--- START OF Recorded data ---

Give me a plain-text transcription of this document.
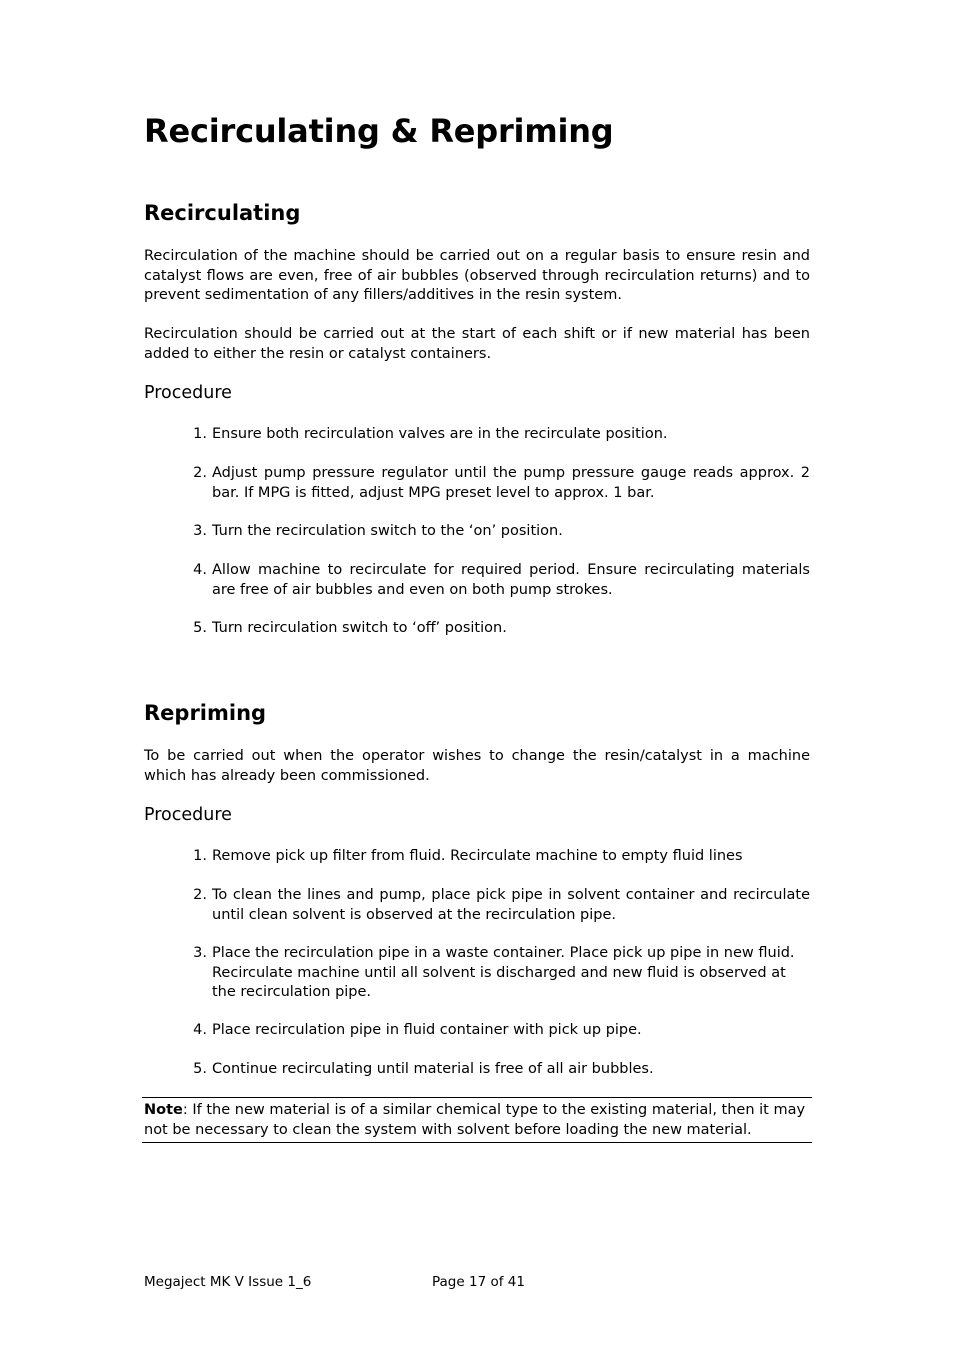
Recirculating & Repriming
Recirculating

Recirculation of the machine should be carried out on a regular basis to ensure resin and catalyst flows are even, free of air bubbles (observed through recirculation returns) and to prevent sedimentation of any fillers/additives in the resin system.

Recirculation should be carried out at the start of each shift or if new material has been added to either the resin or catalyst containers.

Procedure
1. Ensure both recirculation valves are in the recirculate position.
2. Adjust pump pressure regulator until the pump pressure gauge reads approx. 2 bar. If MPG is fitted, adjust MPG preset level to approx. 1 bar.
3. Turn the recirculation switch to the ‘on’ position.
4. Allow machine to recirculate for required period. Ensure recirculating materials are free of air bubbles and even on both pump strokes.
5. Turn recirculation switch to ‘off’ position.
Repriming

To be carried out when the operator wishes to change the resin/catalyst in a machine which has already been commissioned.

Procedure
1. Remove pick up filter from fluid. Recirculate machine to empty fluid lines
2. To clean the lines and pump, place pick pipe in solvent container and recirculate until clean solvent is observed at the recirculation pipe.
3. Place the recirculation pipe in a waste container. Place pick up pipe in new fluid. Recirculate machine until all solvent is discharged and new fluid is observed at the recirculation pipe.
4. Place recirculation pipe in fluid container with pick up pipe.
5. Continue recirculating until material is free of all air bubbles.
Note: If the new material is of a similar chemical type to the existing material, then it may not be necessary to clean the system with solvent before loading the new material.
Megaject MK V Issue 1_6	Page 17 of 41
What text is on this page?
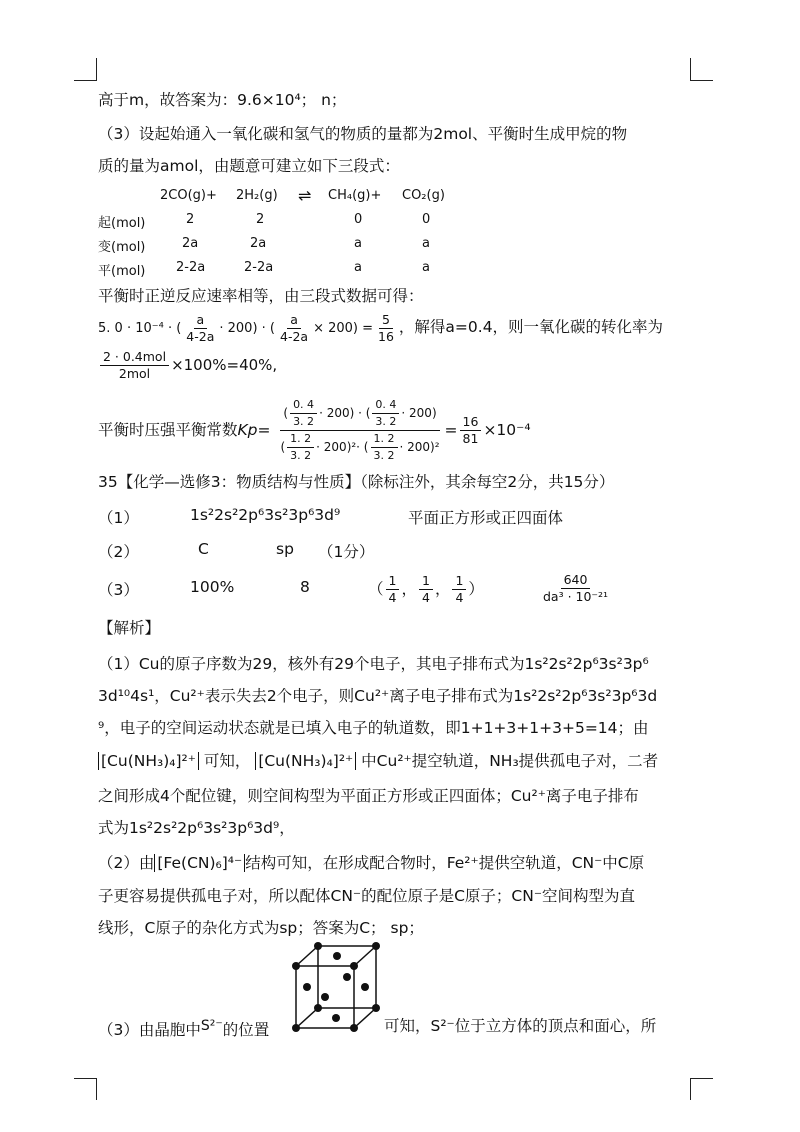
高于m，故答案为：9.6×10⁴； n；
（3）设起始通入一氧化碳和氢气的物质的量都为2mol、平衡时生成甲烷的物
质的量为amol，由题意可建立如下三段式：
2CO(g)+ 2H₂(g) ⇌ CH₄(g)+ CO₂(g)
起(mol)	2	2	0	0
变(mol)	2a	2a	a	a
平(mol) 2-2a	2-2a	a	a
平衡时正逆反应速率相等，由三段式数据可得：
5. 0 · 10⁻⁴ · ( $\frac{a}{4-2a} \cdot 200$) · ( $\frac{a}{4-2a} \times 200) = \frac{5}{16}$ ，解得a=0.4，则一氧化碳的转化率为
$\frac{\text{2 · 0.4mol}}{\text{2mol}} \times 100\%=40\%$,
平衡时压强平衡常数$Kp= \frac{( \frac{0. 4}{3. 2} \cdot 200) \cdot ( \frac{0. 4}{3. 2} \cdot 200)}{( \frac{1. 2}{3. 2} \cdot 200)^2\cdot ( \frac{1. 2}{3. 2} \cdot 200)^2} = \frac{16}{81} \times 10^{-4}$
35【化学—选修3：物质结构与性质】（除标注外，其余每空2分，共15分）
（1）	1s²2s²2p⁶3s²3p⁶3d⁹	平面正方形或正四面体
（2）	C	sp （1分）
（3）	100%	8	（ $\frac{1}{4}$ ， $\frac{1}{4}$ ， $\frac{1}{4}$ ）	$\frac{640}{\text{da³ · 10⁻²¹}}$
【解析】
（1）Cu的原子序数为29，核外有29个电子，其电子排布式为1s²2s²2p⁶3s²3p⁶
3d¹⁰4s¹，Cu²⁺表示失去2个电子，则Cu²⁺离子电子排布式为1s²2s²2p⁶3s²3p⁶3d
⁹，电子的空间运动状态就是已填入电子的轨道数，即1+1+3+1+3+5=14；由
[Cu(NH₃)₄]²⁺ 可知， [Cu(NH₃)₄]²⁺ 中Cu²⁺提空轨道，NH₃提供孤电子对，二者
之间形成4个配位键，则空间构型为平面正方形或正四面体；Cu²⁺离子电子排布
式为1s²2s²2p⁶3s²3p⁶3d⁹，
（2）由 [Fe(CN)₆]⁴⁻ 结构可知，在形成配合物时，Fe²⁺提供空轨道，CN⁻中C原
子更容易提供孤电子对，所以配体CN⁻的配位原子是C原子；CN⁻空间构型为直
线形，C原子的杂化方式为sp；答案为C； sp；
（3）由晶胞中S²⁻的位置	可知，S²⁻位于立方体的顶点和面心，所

--- END OF Recorded data ---

* Your task
What is the number of lines that contain "observed"? Reply with that number alone.

* Reply to the exercise
3